» **What needs to be done**: Copy each of the entries below faithfully, setting aside any pictures.

[begin Supplied records]

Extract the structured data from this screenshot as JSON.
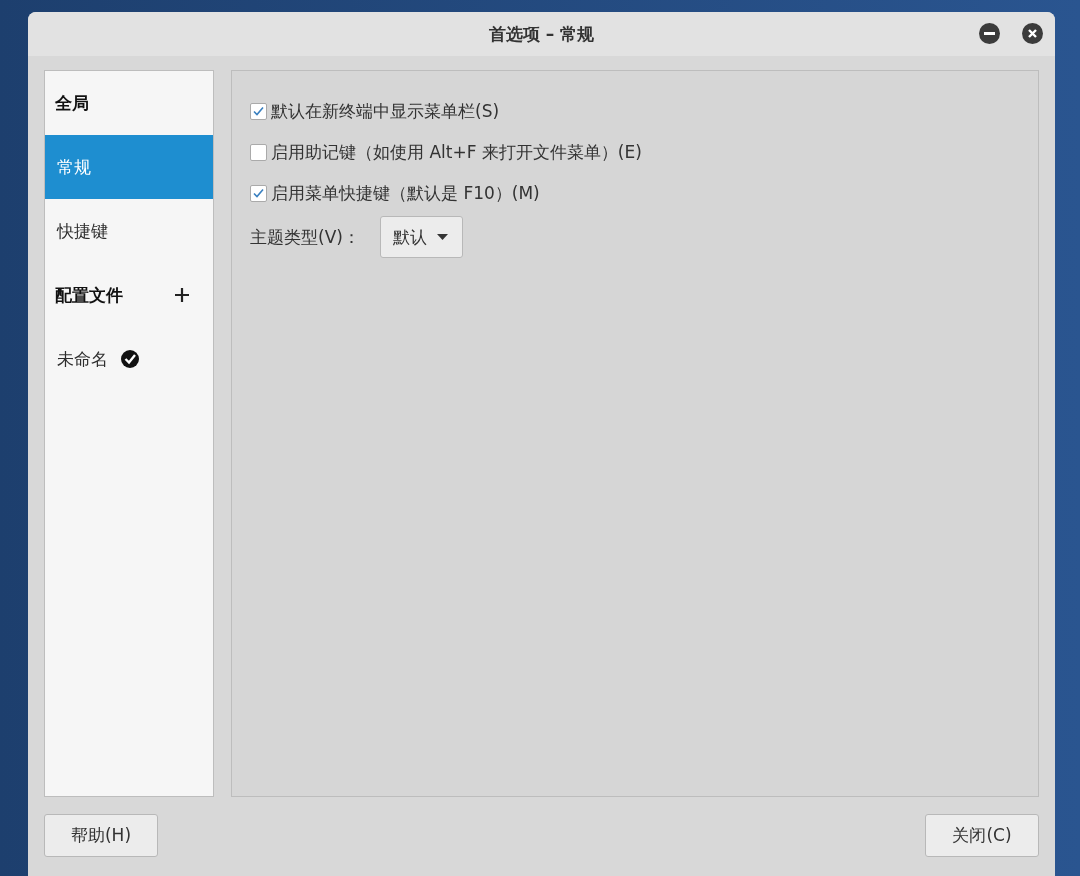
{
  "window": {
    "title": "首选项 – 常规"
  },
  "sidebar": {
    "items": [
      {
        "kind": "heading",
        "label": "全局",
        "selected": false
      },
      {
        "kind": "item",
        "label": "常规",
        "selected": true
      },
      {
        "kind": "item",
        "label": "快捷键",
        "selected": false
      },
      {
        "kind": "heading",
        "label": "配置文件",
        "selected": false,
        "addable": true
      },
      {
        "kind": "item",
        "label": "未命名",
        "selected": false,
        "default": true
      }
    ]
  },
  "options": [
    {
      "label": "默认在新终端中显示菜单栏(S)",
      "checked": true
    },
    {
      "label": "启用助记键（如使用 Alt+F 来打开文件菜单）(E)",
      "checked": false
    },
    {
      "label": "启用菜单快捷键（默认是 F10）(M)",
      "checked": true
    }
  ],
  "theme": {
    "label": "主题类型(V)：",
    "value": "默认"
  },
  "buttons": [
    {
      "label": "帮助(H)"
    },
    {
      "label": "关闭(C)"
    }
  ]
}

[end Supplied records]

» **Response to this exercise**:
Extract the structured data from this screenshot as JSON.
{
  "window": {
    "title": "首选项 – 常规"
  },
  "sidebar": {
    "items": [
      {
        "kind": "heading",
        "label": "全局",
        "selected": false
      },
      {
        "kind": "item",
        "label": "常规",
        "selected": true
      },
      {
        "kind": "item",
        "label": "快捷键",
        "selected": false
      },
      {
        "kind": "heading",
        "label": "配置文件",
        "selected": false,
        "addable": true
      },
      {
        "kind": "item",
        "label": "未命名",
        "selected": false,
        "default": true
      }
    ]
  },
  "options": [
    {
      "label": "默认在新终端中显示菜单栏(S)",
      "checked": true
    },
    {
      "label": "启用助记键（如使用 Alt+F 来打开文件菜单）(E)",
      "checked": false
    },
    {
      "label": "启用菜单快捷键（默认是 F10）(M)",
      "checked": true
    }
  ],
  "theme": {
    "label": "主题类型(V)：",
    "value": "默认"
  },
  "buttons": [
    {
      "label": "帮助(H)"
    },
    {
      "label": "关闭(C)"
    }
  ]
}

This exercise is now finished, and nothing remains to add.